[Records from a data source]

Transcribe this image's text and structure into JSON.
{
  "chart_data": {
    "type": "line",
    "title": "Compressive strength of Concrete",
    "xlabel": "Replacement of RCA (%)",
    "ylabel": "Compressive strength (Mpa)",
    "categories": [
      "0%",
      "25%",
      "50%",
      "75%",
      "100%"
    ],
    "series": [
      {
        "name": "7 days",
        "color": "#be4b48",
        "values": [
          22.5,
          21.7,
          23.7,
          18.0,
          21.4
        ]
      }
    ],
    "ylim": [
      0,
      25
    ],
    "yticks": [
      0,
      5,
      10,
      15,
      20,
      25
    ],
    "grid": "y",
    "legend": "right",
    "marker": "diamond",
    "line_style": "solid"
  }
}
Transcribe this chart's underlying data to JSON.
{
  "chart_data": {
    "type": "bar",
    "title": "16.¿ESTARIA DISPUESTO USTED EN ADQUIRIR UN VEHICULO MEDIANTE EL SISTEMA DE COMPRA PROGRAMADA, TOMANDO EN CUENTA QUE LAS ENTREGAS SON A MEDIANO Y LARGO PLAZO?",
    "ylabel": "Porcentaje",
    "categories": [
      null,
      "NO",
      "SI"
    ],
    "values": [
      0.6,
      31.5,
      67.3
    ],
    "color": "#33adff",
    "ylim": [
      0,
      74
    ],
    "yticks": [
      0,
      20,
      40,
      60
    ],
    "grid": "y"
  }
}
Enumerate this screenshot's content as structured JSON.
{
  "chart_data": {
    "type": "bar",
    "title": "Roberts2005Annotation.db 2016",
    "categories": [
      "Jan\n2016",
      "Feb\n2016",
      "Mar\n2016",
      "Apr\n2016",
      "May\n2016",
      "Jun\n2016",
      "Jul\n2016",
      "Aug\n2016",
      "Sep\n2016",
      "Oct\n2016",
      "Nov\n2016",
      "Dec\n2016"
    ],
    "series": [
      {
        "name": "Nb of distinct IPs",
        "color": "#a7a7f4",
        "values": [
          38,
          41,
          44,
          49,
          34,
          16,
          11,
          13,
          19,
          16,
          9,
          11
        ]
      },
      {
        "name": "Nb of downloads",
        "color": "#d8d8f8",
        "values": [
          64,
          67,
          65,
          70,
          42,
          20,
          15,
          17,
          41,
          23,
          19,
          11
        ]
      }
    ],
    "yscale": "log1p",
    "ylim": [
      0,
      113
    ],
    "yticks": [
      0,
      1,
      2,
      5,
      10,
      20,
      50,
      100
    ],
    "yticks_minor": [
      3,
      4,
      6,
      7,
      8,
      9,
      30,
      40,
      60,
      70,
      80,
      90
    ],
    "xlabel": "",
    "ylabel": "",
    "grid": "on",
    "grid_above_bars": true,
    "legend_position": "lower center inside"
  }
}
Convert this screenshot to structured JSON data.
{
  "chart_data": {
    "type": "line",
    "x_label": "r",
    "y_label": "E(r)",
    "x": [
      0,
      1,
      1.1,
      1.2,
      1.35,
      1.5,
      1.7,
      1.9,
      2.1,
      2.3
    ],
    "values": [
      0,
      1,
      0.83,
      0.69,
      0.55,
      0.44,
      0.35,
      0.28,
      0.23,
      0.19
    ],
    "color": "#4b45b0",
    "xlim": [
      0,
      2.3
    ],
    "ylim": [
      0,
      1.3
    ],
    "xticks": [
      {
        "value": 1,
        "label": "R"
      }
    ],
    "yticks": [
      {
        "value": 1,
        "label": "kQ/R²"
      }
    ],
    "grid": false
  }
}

== PROBLEM REQUIREMENTS ==
Give back the whole listing exactly as it reads.

== FULL OUTPUT ==
Transcribe this image's text and structure into JSON.
{
  "chart_data": {
    "type": "line",
    "title": "Compressive strength of Concrete",
    "xlabel": "Replacement of RCA (%)",
    "ylabel": "Compressive strength (Mpa)",
    "categories": [
      "0%",
      "25%",
      "50%",
      "75%",
      "100%"
    ],
    "series": [
      {
        "name": "7 days",
        "color": "#be4b48",
        "values": [
          22.5,
          21.7,
          23.7,
          18.0,
          21.4
        ]
      }
    ],
    "ylim": [
      0,
      25
    ],
    "yticks": [
      0,
      5,
      10,
      15,
      20,
      25
    ],
    "grid": "y",
    "legend": "right",
    "marker": "diamond",
    "line_style": "solid"
  }
}
Transcribe this chart's underlying data to JSON.
{
  "chart_data": {
    "type": "bar",
    "title": "16.¿ESTARIA DISPUESTO USTED EN ADQUIRIR UN VEHICULO MEDIANTE EL SISTEMA DE COMPRA PROGRAMADA, TOMANDO EN CUENTA QUE LAS ENTREGAS SON A MEDIANO Y LARGO PLAZO?",
    "ylabel": "Porcentaje",
    "categories": [
      null,
      "NO",
      "SI"
    ],
    "values": [
      0.6,
      31.5,
      67.3
    ],
    "color": "#33adff",
    "ylim": [
      0,
      74
    ],
    "yticks": [
      0,
      20,
      40,
      60
    ],
    "grid": "y"
  }
}
Enumerate this screenshot's content as structured JSON.
{
  "chart_data": {
    "type": "bar",
    "title": "Roberts2005Annotation.db 2016",
    "categories": [
      "Jan\n2016",
      "Feb\n2016",
      "Mar\n2016",
      "Apr\n2016",
      "May\n2016",
      "Jun\n2016",
      "Jul\n2016",
      "Aug\n2016",
      "Sep\n2016",
      "Oct\n2016",
      "Nov\n2016",
      "Dec\n2016"
    ],
    "series": [
      {
        "name": "Nb of distinct IPs",
        "color": "#a7a7f4",
        "values": [
          38,
          41,
          44,
          49,
          34,
          16,
          11,
          13,
          19,
          16,
          9,
          11
        ]
      },
      {
        "name": "Nb of downloads",
        "color": "#d8d8f8",
        "values": [
          64,
          67,
          65,
          70,
          42,
          20,
          15,
          17,
          41,
          23,
          19,
          11
        ]
      }
    ],
    "yscale": "log1p",
    "ylim": [
      0,
      113
    ],
    "yticks": [
      0,
      1,
      2,
      5,
      10,
      20,
      50,
      100
    ],
    "yticks_minor": [
      3,
      4,
      6,
      7,
      8,
      9,
      30,
      40,
      60,
      70,
      80,
      90
    ],
    "xlabel": "",
    "ylabel": "",
    "grid": "on",
    "grid_above_bars": true,
    "legend_position": "lower center inside"
  }
}
Convert this screenshot to structured JSON data.
{
  "chart_data": {
    "type": "line",
    "x_label": "r",
    "y_label": "E(r)",
    "x": [
      0,
      1,
      1.1,
      1.2,
      1.35,
      1.5,
      1.7,
      1.9,
      2.1,
      2.3
    ],
    "values": [
      0,
      1,
      0.83,
      0.69,
      0.55,
      0.44,
      0.35,
      0.28,
      0.23,
      0.19
    ],
    "color": "#4b45b0",
    "xlim": [
      0,
      2.3
    ],
    "ylim": [
      0,
      1.3
    ],
    "xticks": [
      {
        "value": 1,
        "label": "R"
      }
    ],
    "yticks": [
      {
        "value": 1,
        "label": "kQ/R²"
      }
    ],
    "grid": false
  }
}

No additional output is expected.